Extracted records:

----

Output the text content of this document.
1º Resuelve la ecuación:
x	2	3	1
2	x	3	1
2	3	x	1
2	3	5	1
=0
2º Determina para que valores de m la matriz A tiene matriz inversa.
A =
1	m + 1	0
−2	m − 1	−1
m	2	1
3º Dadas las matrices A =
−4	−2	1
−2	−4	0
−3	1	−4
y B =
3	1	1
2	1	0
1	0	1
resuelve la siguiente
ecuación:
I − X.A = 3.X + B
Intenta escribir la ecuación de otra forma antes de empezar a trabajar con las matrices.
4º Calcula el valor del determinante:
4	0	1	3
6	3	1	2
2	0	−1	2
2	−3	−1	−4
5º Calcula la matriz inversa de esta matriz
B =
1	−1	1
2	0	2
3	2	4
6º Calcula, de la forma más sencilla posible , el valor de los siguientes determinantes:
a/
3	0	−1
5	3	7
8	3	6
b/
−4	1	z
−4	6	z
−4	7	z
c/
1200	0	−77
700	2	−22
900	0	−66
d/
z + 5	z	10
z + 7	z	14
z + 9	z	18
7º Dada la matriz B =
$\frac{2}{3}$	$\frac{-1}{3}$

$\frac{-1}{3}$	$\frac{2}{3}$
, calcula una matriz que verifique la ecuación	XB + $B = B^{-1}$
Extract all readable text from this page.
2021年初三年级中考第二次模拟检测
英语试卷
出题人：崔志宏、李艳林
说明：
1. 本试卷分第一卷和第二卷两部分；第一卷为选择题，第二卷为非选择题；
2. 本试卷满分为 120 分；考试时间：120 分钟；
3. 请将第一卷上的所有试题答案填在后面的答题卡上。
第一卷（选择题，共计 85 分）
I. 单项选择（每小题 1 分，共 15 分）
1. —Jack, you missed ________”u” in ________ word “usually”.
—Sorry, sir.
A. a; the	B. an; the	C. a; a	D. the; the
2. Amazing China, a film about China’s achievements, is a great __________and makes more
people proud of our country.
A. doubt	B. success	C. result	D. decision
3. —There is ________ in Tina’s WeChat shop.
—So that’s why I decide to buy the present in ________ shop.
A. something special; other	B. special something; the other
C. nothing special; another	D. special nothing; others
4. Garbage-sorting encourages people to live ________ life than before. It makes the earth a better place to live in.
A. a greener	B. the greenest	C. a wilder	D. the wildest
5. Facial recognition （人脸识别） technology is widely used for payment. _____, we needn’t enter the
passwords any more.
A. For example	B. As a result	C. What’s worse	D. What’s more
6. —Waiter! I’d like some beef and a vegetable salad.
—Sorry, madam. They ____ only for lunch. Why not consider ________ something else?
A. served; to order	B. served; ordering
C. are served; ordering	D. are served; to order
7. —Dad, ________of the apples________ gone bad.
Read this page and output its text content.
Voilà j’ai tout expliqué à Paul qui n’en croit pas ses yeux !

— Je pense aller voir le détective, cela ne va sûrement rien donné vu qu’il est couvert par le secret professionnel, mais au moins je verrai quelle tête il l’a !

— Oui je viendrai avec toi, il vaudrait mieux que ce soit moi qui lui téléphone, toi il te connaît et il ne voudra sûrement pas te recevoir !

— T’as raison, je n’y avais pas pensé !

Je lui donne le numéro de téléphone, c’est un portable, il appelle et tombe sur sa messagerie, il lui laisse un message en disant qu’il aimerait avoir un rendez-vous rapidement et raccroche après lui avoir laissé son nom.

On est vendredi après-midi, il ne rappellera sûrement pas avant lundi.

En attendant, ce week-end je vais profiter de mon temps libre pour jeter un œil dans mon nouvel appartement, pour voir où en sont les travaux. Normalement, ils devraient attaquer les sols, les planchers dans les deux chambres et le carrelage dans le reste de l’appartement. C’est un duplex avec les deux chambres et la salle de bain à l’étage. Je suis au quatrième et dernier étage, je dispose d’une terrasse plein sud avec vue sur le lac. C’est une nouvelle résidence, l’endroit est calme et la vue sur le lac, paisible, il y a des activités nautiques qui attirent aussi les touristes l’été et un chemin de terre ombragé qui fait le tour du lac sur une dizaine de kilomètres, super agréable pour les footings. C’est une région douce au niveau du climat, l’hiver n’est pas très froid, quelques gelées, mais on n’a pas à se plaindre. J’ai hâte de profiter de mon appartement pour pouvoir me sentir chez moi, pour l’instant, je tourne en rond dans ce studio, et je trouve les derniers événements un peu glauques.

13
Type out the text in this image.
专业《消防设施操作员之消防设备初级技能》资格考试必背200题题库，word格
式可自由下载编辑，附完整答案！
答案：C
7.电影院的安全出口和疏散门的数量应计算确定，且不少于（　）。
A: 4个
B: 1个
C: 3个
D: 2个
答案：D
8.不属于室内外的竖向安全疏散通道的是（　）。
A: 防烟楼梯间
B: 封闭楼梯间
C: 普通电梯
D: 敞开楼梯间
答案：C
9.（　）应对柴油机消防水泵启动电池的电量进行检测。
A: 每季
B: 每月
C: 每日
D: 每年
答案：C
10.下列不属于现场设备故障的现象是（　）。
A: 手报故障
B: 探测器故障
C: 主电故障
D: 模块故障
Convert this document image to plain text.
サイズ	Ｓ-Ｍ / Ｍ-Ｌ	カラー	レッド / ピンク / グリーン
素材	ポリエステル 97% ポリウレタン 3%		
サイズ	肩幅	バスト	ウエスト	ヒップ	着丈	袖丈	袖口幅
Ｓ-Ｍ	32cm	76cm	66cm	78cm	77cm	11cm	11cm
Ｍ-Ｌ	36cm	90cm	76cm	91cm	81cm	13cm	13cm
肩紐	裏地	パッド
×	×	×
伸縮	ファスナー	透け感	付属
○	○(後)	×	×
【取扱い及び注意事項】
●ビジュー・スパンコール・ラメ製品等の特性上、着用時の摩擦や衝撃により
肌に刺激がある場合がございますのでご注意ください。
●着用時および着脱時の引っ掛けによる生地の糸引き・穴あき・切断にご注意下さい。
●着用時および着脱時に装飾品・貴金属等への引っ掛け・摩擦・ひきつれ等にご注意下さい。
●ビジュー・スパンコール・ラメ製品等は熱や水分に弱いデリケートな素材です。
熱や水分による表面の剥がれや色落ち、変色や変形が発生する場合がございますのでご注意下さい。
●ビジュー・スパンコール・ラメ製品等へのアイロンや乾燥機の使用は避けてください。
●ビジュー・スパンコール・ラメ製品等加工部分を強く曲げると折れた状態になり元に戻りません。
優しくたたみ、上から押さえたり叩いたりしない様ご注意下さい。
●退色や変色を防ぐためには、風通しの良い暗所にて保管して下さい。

----

**Problem requirements**
Find each line holding the word "ビジュー" and copy it.

**Task answer**
●ビジュー・スパンコール・ラメ製品等の特性上、着用時の摩擦や衝撃により
●ビジュー・スパンコール・ラメ製品等は熱や水分に弱いデリケートな素材です。
●ビジュー・スパンコール・ラメ製品等へのアイロンや乾燥機の使用は避けてください。
●ビジュー・スパンコール・ラメ製品等加工部分を強く曲げると折れた状態になり元に戻りません。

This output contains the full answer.